=== Directions ===
Every entry that follows should be reproduced exactly.

=== Supplied records ===
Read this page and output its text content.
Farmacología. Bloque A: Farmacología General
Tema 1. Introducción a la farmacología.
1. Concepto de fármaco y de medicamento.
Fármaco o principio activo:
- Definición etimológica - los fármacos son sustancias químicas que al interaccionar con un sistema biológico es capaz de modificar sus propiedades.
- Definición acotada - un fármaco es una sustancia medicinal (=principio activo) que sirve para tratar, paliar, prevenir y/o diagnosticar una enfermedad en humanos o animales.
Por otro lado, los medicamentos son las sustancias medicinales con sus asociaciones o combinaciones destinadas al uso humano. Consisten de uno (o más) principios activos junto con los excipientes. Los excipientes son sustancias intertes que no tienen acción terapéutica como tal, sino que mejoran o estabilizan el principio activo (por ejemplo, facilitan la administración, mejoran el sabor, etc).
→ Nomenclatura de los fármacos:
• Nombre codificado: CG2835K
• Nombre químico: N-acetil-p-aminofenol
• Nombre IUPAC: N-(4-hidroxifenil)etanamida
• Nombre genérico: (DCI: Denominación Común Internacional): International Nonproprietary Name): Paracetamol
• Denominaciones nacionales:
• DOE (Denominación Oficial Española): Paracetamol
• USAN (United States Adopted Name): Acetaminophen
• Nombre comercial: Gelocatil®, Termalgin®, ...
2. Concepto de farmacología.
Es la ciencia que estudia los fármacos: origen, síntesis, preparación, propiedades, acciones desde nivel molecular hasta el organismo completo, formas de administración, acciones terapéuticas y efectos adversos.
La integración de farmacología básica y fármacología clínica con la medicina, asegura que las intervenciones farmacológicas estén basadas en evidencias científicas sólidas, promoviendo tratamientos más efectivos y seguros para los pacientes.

=== Answer to the task ===
Read this page and output its text content.
Farmacología. Bloque A: Farmacología General
Tema 1. Introducción a la farmacología.
1. Concepto de fármaco y de medicamento.
Fármaco o principio activo:
- Definición etimológica - los fármacos son sustancias químicas que al interaccionar con un sistema biológico es capaz de modificar sus propiedades.
- Definición acotada - un fármaco es una sustancia medicinal (=principio activo) que sirve para tratar, paliar, prevenir y/o diagnosticar una enfermedad en humanos o animales.
Por otro lado, los medicamentos son las sustancias medicinales con sus asociaciones o combinaciones destinadas al uso humano. Consisten de uno (o más) principios activos junto con los excipientes. Los excipientes son sustancias intertes que no tienen acción terapéutica como tal, sino que mejoran o estabilizan el principio activo (por ejemplo, facilitan la administración, mejoran el sabor, etc).
→ Nomenclatura de los fármacos:
• Nombre codificado: CG2835K
• Nombre químico: N-acetil-p-aminofenol
• Nombre IUPAC: N-(4-hidroxifenil)etanamida
• Nombre genérico: (DCI: Denominación Común Internacional): International Nonproprietary Name): Paracetamol
• Denominaciones nacionales:
• DOE (Denominación Oficial Española): Paracetamol
• USAN (United States Adopted Name): Acetaminophen
• Nombre comercial: Gelocatil®, Termalgin®, ...
2. Concepto de farmacología.
Es la ciencia que estudia los fármacos: origen, síntesis, preparación, propiedades, acciones desde nivel molecular hasta el organismo completo, formas de administración, acciones terapéuticas y efectos adversos.
La integración de farmacología básica y fármacología clínica con la medicina, asegura que las intervenciones farmacológicas estén basadas en evidencias científicas sólidas, promoviendo tratamientos más efectivos y seguros para los pacientes.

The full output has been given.